*Direction*: Each record below is to be copied word for word, with pictures removed.

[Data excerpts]
□ □ □
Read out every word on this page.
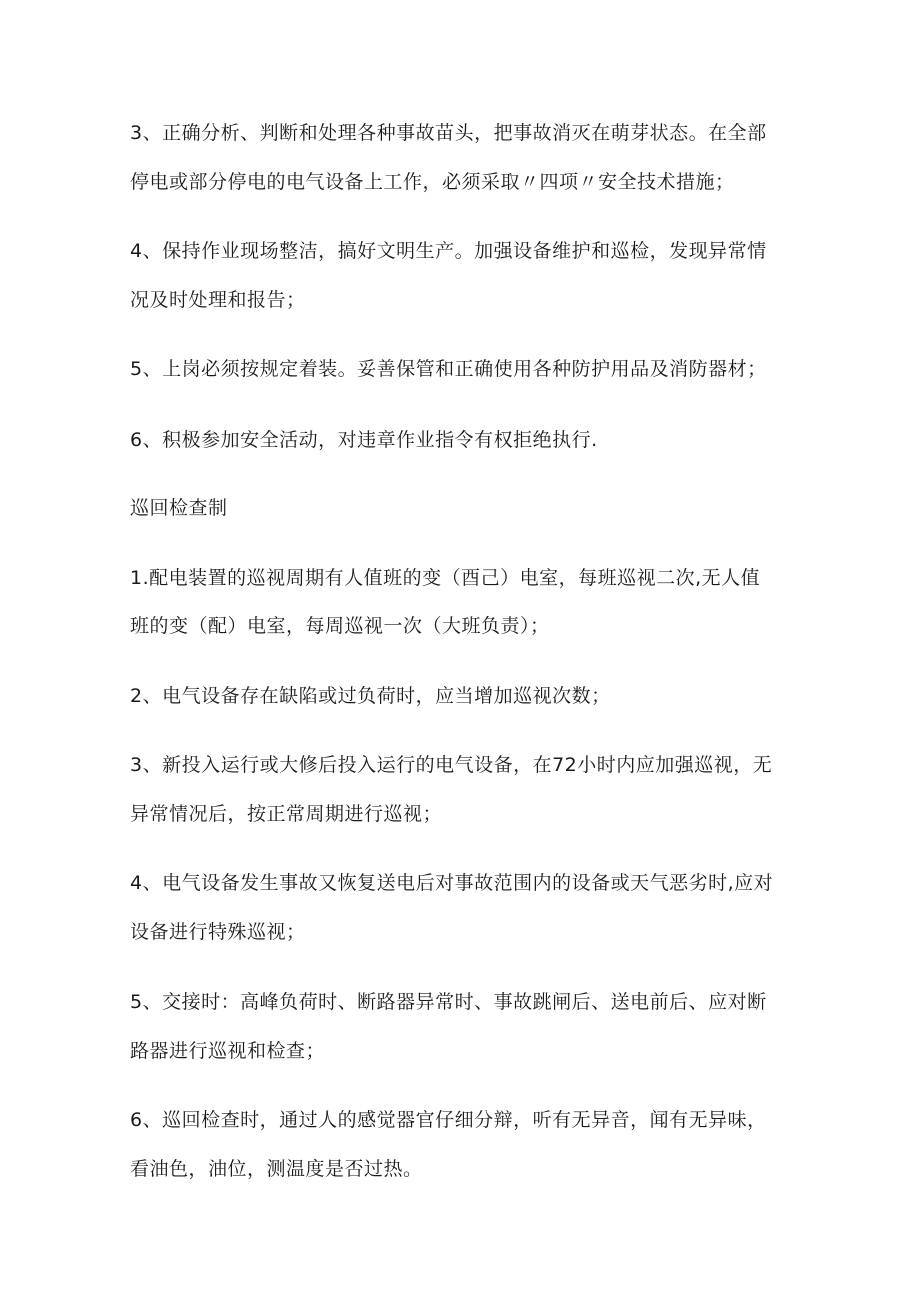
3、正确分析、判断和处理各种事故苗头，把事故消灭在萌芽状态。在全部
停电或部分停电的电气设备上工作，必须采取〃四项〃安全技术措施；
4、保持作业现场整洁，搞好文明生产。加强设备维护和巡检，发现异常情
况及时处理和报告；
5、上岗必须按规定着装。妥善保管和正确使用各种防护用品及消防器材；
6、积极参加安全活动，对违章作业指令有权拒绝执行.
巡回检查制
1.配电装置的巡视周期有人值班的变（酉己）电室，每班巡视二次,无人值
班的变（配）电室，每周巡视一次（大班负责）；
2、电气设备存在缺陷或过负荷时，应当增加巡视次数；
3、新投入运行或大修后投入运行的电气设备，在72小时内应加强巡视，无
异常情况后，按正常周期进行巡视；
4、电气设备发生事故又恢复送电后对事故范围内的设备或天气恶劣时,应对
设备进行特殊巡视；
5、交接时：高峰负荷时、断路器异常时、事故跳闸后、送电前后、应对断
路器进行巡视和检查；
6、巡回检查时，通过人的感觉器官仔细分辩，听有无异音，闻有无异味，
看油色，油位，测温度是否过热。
□ □ □
*Result for this task*:
Read out every word on this page.
3、正确分析、判断和处理各种事故苗头，把事故消灭在萌芽状态。在全部
停电或部分停电的电气设备上工作，必须采取〃四项〃安全技术措施；
4、保持作业现场整洁，搞好文明生产。加强设备维护和巡检，发现异常情
况及时处理和报告；
5、上岗必须按规定着装。妥善保管和正确使用各种防护用品及消防器材；
6、积极参加安全活动，对违章作业指令有权拒绝执行.
巡回检查制
1.配电装置的巡视周期有人值班的变（酉己）电室，每班巡视二次,无人值
班的变（配）电室，每周巡视一次（大班负责）；
2、电气设备存在缺陷或过负荷时，应当增加巡视次数；
3、新投入运行或大修后投入运行的电气设备，在72小时内应加强巡视，无
异常情况后，按正常周期进行巡视；
4、电气设备发生事故又恢复送电后对事故范围内的设备或天气恶劣时,应对
设备进行特殊巡视；
5、交接时：高峰负荷时、断路器异常时、事故跳闸后、送电前后、应对断
路器进行巡视和检查；
6、巡回检查时，通过人的感觉器官仔细分辩，听有无异音，闻有无异味，
看油色，油位，测温度是否过热。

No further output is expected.